▸ WHAT THE TASK REQUIRES
Can you write out all of the material below, word for word?

(Figure dataset records)
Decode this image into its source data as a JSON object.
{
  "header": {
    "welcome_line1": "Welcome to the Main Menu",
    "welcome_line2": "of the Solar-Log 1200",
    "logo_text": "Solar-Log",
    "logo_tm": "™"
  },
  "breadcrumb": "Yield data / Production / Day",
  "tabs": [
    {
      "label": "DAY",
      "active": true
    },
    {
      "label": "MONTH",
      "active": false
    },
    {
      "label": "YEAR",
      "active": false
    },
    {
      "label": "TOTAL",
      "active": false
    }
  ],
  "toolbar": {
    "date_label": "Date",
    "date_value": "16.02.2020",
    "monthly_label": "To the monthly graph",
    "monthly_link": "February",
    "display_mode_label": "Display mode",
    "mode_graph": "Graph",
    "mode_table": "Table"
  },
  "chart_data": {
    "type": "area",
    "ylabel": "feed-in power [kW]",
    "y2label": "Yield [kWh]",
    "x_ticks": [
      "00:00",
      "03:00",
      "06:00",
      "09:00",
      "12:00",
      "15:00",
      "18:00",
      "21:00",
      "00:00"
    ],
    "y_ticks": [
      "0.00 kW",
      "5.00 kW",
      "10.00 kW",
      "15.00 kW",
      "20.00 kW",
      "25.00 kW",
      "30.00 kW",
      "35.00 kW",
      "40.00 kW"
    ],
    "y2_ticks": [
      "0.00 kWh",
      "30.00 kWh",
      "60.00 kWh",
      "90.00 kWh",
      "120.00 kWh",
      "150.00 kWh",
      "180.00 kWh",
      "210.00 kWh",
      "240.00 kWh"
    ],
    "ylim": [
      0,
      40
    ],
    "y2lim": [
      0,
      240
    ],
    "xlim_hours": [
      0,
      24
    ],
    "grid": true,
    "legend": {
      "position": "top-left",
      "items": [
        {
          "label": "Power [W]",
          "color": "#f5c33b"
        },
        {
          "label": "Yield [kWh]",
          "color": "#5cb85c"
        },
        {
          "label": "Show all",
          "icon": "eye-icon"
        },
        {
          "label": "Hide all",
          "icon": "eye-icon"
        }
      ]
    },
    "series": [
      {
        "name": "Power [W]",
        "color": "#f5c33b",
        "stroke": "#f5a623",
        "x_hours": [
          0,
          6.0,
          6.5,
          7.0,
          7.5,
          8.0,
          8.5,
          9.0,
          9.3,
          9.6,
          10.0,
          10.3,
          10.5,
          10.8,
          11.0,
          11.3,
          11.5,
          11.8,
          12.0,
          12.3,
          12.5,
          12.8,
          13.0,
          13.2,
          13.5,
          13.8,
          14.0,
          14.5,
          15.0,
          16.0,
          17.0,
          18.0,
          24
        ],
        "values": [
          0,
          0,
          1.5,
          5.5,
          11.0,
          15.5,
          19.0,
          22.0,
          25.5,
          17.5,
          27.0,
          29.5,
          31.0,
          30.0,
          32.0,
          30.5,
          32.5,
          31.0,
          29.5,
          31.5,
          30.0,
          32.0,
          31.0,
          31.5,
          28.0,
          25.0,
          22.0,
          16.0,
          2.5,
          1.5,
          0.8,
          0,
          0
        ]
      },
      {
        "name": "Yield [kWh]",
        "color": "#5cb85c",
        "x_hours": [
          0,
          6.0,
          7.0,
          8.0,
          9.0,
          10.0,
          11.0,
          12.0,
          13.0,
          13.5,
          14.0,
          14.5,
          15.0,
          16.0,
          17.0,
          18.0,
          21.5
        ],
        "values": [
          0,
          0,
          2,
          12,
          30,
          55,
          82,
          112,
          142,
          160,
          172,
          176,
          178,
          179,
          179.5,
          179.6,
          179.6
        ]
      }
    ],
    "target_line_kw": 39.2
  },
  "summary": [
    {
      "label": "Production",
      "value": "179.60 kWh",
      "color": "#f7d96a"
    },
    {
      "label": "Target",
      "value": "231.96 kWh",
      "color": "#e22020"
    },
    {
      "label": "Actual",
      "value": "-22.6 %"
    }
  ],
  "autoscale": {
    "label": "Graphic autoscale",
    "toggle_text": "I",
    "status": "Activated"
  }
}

▸ SOLVED EXERCISE
Decode this image into its source data as a JSON object.
{
  "header": {
    "welcome_line1": "Welcome to the Main Menu",
    "welcome_line2": "of the Solar-Log 1200",
    "logo_text": "Solar-Log",
    "logo_tm": "™"
  },
  "breadcrumb": "Yield data / Production / Day",
  "tabs": [
    {
      "label": "DAY",
      "active": true
    },
    {
      "label": "MONTH",
      "active": false
    },
    {
      "label": "YEAR",
      "active": false
    },
    {
      "label": "TOTAL",
      "active": false
    }
  ],
  "toolbar": {
    "date_label": "Date",
    "date_value": "16.02.2020",
    "monthly_label": "To the monthly graph",
    "monthly_link": "February",
    "display_mode_label": "Display mode",
    "mode_graph": "Graph",
    "mode_table": "Table"
  },
  "chart_data": {
    "type": "area",
    "ylabel": "feed-in power [kW]",
    "y2label": "Yield [kWh]",
    "x_ticks": [
      "00:00",
      "03:00",
      "06:00",
      "09:00",
      "12:00",
      "15:00",
      "18:00",
      "21:00",
      "00:00"
    ],
    "y_ticks": [
      "0.00 kW",
      "5.00 kW",
      "10.00 kW",
      "15.00 kW",
      "20.00 kW",
      "25.00 kW",
      "30.00 kW",
      "35.00 kW",
      "40.00 kW"
    ],
    "y2_ticks": [
      "0.00 kWh",
      "30.00 kWh",
      "60.00 kWh",
      "90.00 kWh",
      "120.00 kWh",
      "150.00 kWh",
      "180.00 kWh",
      "210.00 kWh",
      "240.00 kWh"
    ],
    "ylim": [
      0,
      40
    ],
    "y2lim": [
      0,
      240
    ],
    "xlim_hours": [
      0,
      24
    ],
    "grid": true,
    "legend": {
      "position": "top-left",
      "items": [
        {
          "label": "Power [W]",
          "color": "#f5c33b"
        },
        {
          "label": "Yield [kWh]",
          "color": "#5cb85c"
        },
        {
          "label": "Show all",
          "icon": "eye-icon"
        },
        {
          "label": "Hide all",
          "icon": "eye-icon"
        }
      ]
    },
    "series": [
      {
        "name": "Power [W]",
        "color": "#f5c33b",
        "stroke": "#f5a623",
        "x_hours": [
          0,
          6.0,
          6.5,
          7.0,
          7.5,
          8.0,
          8.5,
          9.0,
          9.3,
          9.6,
          10.0,
          10.3,
          10.5,
          10.8,
          11.0,
          11.3,
          11.5,
          11.8,
          12.0,
          12.3,
          12.5,
          12.8,
          13.0,
          13.2,
          13.5,
          13.8,
          14.0,
          14.5,
          15.0,
          16.0,
          17.0,
          18.0,
          24
        ],
        "values": [
          0,
          0,
          1.5,
          5.5,
          11.0,
          15.5,
          19.0,
          22.0,
          25.5,
          17.5,
          27.0,
          29.5,
          31.0,
          30.0,
          32.0,
          30.5,
          32.5,
          31.0,
          29.5,
          31.5,
          30.0,
          32.0,
          31.0,
          31.5,
          28.0,
          25.0,
          22.0,
          16.0,
          2.5,
          1.5,
          0.8,
          0,
          0
        ]
      },
      {
        "name": "Yield [kWh]",
        "color": "#5cb85c",
        "x_hours": [
          0,
          6.0,
          7.0,
          8.0,
          9.0,
          10.0,
          11.0,
          12.0,
          13.0,
          13.5,
          14.0,
          14.5,
          15.0,
          16.0,
          17.0,
          18.0,
          21.5
        ],
        "values": [
          0,
          0,
          2,
          12,
          30,
          55,
          82,
          112,
          142,
          160,
          172,
          176,
          178,
          179,
          179.5,
          179.6,
          179.6
        ]
      }
    ],
    "target_line_kw": 39.2
  },
  "summary": [
    {
      "label": "Production",
      "value": "179.60 kWh",
      "color": "#f7d96a"
    },
    {
      "label": "Target",
      "value": "231.96 kWh",
      "color": "#e22020"
    },
    {
      "label": "Actual",
      "value": "-22.6 %"
    }
  ],
  "autoscale": {
    "label": "Graphic autoscale",
    "toggle_text": "I",
    "status": "Activated"
  }
}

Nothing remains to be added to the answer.